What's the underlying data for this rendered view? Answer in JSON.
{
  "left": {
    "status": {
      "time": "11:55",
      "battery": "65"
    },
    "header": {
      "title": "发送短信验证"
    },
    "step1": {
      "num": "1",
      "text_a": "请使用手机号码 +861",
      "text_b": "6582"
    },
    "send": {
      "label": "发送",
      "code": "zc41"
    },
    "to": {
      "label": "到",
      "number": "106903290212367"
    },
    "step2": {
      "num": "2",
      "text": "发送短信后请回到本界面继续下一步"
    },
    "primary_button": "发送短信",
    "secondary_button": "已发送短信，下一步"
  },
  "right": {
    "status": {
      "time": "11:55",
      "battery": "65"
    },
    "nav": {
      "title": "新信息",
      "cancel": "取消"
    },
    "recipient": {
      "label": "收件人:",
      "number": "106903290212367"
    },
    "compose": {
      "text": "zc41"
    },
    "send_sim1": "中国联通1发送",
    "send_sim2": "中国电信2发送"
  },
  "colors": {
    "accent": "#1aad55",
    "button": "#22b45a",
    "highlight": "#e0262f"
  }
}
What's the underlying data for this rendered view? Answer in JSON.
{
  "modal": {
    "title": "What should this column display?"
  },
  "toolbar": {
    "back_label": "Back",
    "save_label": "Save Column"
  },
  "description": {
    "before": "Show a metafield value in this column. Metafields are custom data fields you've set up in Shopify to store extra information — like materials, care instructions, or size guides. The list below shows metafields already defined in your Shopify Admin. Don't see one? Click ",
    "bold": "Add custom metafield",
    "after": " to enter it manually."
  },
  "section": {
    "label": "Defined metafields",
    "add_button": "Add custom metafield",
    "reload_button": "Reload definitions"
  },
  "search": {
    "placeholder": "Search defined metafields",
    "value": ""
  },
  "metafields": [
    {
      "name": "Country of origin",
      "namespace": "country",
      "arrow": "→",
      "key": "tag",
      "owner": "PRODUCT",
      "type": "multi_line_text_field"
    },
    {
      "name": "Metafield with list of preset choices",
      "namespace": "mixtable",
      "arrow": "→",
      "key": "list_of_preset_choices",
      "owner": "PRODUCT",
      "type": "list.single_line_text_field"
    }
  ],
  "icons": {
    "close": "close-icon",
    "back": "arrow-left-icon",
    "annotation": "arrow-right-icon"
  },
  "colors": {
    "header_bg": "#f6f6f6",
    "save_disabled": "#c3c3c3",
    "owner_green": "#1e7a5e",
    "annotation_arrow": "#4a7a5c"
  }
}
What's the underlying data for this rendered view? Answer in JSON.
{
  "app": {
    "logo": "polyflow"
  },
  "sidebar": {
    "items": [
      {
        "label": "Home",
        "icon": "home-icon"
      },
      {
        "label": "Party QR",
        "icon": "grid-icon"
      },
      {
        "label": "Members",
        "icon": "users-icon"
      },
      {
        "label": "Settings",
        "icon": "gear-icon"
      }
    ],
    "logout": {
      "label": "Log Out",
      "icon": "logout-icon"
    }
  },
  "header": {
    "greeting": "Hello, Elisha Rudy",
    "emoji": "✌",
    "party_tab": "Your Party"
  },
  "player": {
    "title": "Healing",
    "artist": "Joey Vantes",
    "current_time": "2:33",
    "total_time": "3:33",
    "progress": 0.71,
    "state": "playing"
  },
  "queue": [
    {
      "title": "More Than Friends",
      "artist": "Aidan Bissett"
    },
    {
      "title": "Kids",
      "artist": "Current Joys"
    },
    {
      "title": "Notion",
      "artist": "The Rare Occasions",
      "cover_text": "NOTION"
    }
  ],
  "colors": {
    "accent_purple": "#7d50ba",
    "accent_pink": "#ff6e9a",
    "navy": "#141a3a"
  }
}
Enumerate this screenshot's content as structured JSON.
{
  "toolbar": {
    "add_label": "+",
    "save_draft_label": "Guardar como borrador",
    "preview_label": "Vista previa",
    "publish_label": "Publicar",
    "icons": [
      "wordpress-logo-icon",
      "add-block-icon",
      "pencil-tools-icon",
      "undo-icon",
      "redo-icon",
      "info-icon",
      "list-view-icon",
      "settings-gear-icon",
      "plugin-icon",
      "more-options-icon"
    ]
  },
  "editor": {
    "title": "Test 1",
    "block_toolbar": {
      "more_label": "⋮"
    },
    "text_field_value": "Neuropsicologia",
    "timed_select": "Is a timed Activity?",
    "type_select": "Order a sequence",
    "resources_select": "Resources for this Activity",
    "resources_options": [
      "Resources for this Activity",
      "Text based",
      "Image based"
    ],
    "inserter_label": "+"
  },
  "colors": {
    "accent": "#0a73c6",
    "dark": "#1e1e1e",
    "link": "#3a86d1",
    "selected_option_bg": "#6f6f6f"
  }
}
-*-
Task brief:
Give an exact copy of all the data shown above.

Reply:
What's the underlying data for this rendered view? Answer in JSON.
{
  "left": {
    "status": {
      "time": "11:55",
      "battery": "65"
    },
    "header": {
      "title": "发送短信验证"
    },
    "step1": {
      "num": "1",
      "text_a": "请使用手机号码 +861",
      "text_b": "6582"
    },
    "send": {
      "label": "发送",
      "code": "zc41"
    },
    "to": {
      "label": "到",
      "number": "106903290212367"
    },
    "step2": {
      "num": "2",
      "text": "发送短信后请回到本界面继续下一步"
    },
    "primary_button": "发送短信",
    "secondary_button": "已发送短信，下一步"
  },
  "right": {
    "status": {
      "time": "11:55",
      "battery": "65"
    },
    "nav": {
      "title": "新信息",
      "cancel": "取消"
    },
    "recipient": {
      "label": "收件人:",
      "number": "106903290212367"
    },
    "compose": {
      "text": "zc41"
    },
    "send_sim1": "中国联通1发送",
    "send_sim2": "中国电信2发送"
  },
  "colors": {
    "accent": "#1aad55",
    "button": "#22b45a",
    "highlight": "#e0262f"
  }
}
What's the underlying data for this rendered view? Answer in JSON.
{
  "modal": {
    "title": "What should this column display?"
  },
  "toolbar": {
    "back_label": "Back",
    "save_label": "Save Column"
  },
  "description": {
    "before": "Show a metafield value in this column. Metafields are custom data fields you've set up in Shopify to store extra information — like materials, care instructions, or size guides. The list below shows metafields already defined in your Shopify Admin. Don't see one? Click ",
    "bold": "Add custom metafield",
    "after": " to enter it manually."
  },
  "section": {
    "label": "Defined metafields",
    "add_button": "Add custom metafield",
    "reload_button": "Reload definitions"
  },
  "search": {
    "placeholder": "Search defined metafields",
    "value": ""
  },
  "metafields": [
    {
      "name": "Country of origin",
      "namespace": "country",
      "arrow": "→",
      "key": "tag",
      "owner": "PRODUCT",
      "type": "multi_line_text_field"
    },
    {
      "name": "Metafield with list of preset choices",
      "namespace": "mixtable",
      "arrow": "→",
      "key": "list_of_preset_choices",
      "owner": "PRODUCT",
      "type": "list.single_line_text_field"
    }
  ],
  "icons": {
    "close": "close-icon",
    "back": "arrow-left-icon",
    "annotation": "arrow-right-icon"
  },
  "colors": {
    "header_bg": "#f6f6f6",
    "save_disabled": "#c3c3c3",
    "owner_green": "#1e7a5e",
    "annotation_arrow": "#4a7a5c"
  }
}
What's the underlying data for this rendered view? Answer in JSON.
{
  "app": {
    "logo": "polyflow"
  },
  "sidebar": {
    "items": [
      {
        "label": "Home",
        "icon": "home-icon"
      },
      {
        "label": "Party QR",
        "icon": "grid-icon"
      },
      {
        "label": "Members",
        "icon": "users-icon"
      },
      {
        "label": "Settings",
        "icon": "gear-icon"
      }
    ],
    "logout": {
      "label": "Log Out",
      "icon": "logout-icon"
    }
  },
  "header": {
    "greeting": "Hello, Elisha Rudy",
    "emoji": "✌",
    "party_tab": "Your Party"
  },
  "player": {
    "title": "Healing",
    "artist": "Joey Vantes",
    "current_time": "2:33",
    "total_time": "3:33",
    "progress": 0.71,
    "state": "playing"
  },
  "queue": [
    {
      "title": "More Than Friends",
      "artist": "Aidan Bissett"
    },
    {
      "title": "Kids",
      "artist": "Current Joys"
    },
    {
      "title": "Notion",
      "artist": "The Rare Occasions",
      "cover_text": "NOTION"
    }
  ],
  "colors": {
    "accent_purple": "#7d50ba",
    "accent_pink": "#ff6e9a",
    "navy": "#141a3a"
  }
}
Enumerate this screenshot's content as structured JSON.
{
  "toolbar": {
    "add_label": "+",
    "save_draft_label": "Guardar como borrador",
    "preview_label": "Vista previa",
    "publish_label": "Publicar",
    "icons": [
      "wordpress-logo-icon",
      "add-block-icon",
      "pencil-tools-icon",
      "undo-icon",
      "redo-icon",
      "info-icon",
      "list-view-icon",
      "settings-gear-icon",
      "plugin-icon",
      "more-options-icon"
    ]
  },
  "editor": {
    "title": "Test 1",
    "block_toolbar": {
      "more_label": "⋮"
    },
    "text_field_value": "Neuropsicologia",
    "timed_select": "Is a timed Activity?",
    "type_select": "Order a sequence",
    "resources_select": "Resources for this Activity",
    "resources_options": [
      "Resources for this Activity",
      "Text based",
      "Image based"
    ],
    "inserter_label": "+"
  },
  "colors": {
    "accent": "#0a73c6",
    "dark": "#1e1e1e",
    "link": "#3a86d1",
    "selected_option_bg": "#6f6f6f"
  }
}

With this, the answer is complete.